- WORK REQUIRED: Return all lines with the word "passed" in them.
[start SOURCE DATA]
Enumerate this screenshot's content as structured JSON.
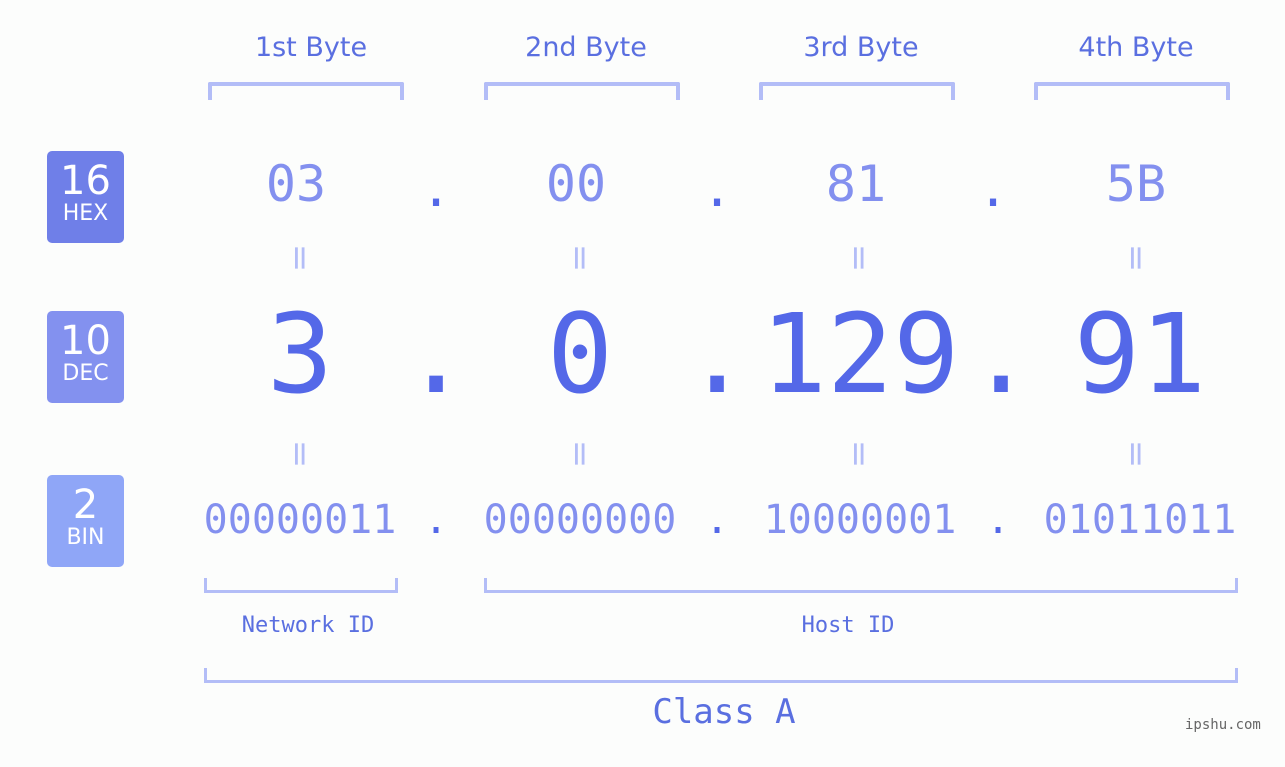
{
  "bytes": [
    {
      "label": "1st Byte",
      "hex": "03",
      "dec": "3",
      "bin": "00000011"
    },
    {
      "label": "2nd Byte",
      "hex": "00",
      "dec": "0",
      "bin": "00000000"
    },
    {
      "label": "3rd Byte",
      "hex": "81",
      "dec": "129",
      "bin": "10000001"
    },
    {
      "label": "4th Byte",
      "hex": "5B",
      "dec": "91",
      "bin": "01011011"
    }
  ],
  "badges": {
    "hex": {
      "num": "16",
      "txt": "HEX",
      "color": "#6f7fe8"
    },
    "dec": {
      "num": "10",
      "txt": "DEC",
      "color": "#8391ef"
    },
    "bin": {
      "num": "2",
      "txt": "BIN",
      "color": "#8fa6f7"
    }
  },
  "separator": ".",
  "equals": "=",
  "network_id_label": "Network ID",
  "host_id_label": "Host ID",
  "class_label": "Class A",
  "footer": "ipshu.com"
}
[end SOURCE DATA]
[start SOURCE DATA]
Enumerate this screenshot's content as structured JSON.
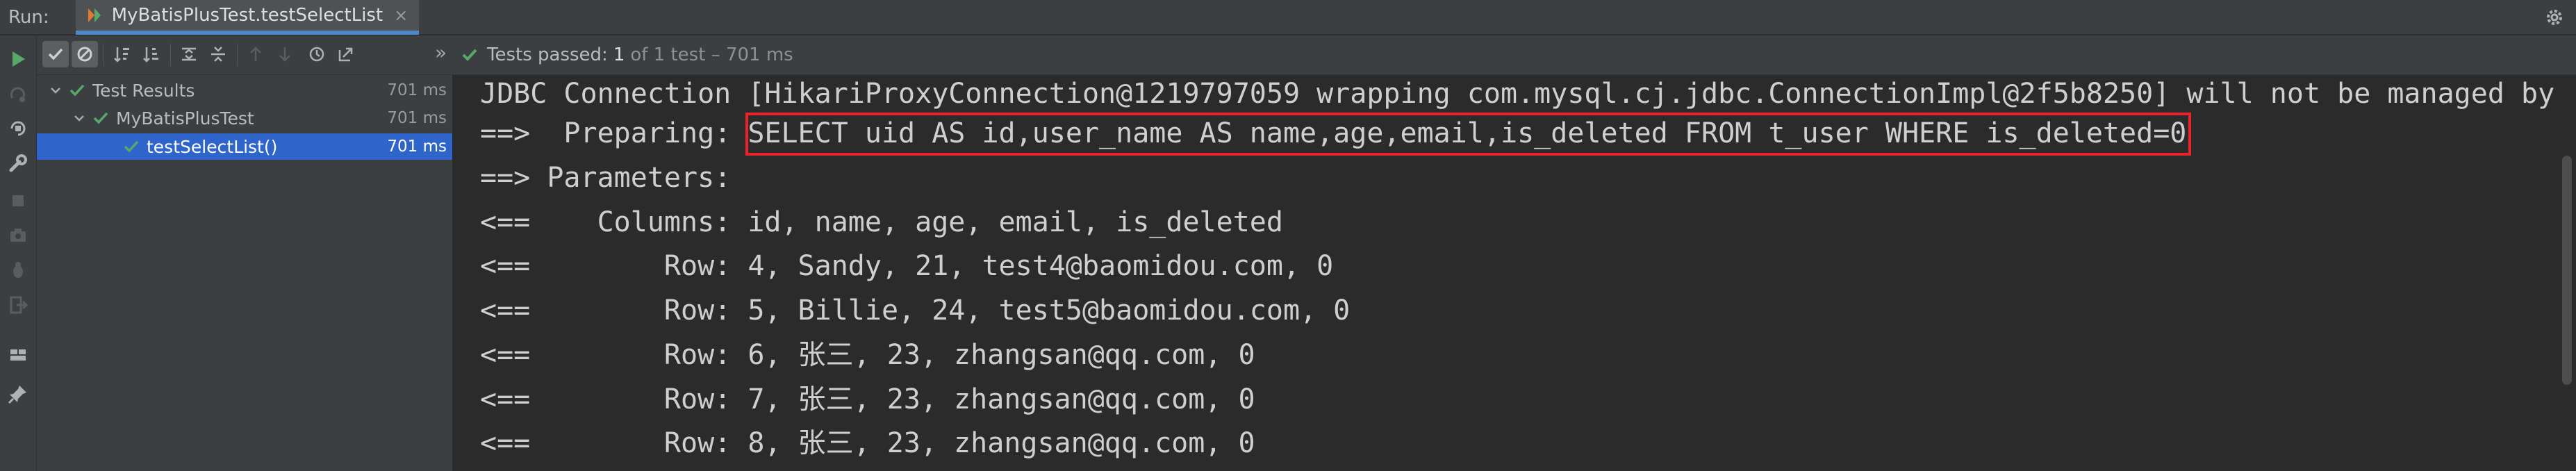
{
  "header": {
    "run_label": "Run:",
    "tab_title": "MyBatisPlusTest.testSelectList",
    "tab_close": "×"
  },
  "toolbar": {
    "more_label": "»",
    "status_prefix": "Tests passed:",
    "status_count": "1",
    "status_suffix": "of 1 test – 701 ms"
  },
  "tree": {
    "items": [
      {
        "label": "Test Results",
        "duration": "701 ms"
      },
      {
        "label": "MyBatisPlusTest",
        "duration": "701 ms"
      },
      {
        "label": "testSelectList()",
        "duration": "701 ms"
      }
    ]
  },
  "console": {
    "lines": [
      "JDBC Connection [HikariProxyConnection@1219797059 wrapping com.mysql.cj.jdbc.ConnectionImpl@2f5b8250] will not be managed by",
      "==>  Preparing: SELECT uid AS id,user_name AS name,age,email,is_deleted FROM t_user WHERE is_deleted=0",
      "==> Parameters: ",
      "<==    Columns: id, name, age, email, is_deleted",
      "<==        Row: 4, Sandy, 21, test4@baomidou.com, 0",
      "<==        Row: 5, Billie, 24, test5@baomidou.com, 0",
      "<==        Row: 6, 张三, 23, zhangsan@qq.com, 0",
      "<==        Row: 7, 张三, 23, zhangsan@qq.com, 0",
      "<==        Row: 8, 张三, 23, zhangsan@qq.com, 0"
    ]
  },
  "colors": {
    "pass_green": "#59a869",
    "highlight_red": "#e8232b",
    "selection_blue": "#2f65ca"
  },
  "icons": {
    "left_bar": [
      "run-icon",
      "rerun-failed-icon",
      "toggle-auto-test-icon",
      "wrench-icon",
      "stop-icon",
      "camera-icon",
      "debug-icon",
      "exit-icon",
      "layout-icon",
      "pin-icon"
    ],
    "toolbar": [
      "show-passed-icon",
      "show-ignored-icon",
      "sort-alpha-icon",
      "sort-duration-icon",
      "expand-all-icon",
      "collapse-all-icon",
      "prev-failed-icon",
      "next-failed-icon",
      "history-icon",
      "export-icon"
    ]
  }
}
[end SOURCE DATA]
- RESPONSE BELOW:
    "status_prefix": "Tests passed:",
      "show-passed-icon",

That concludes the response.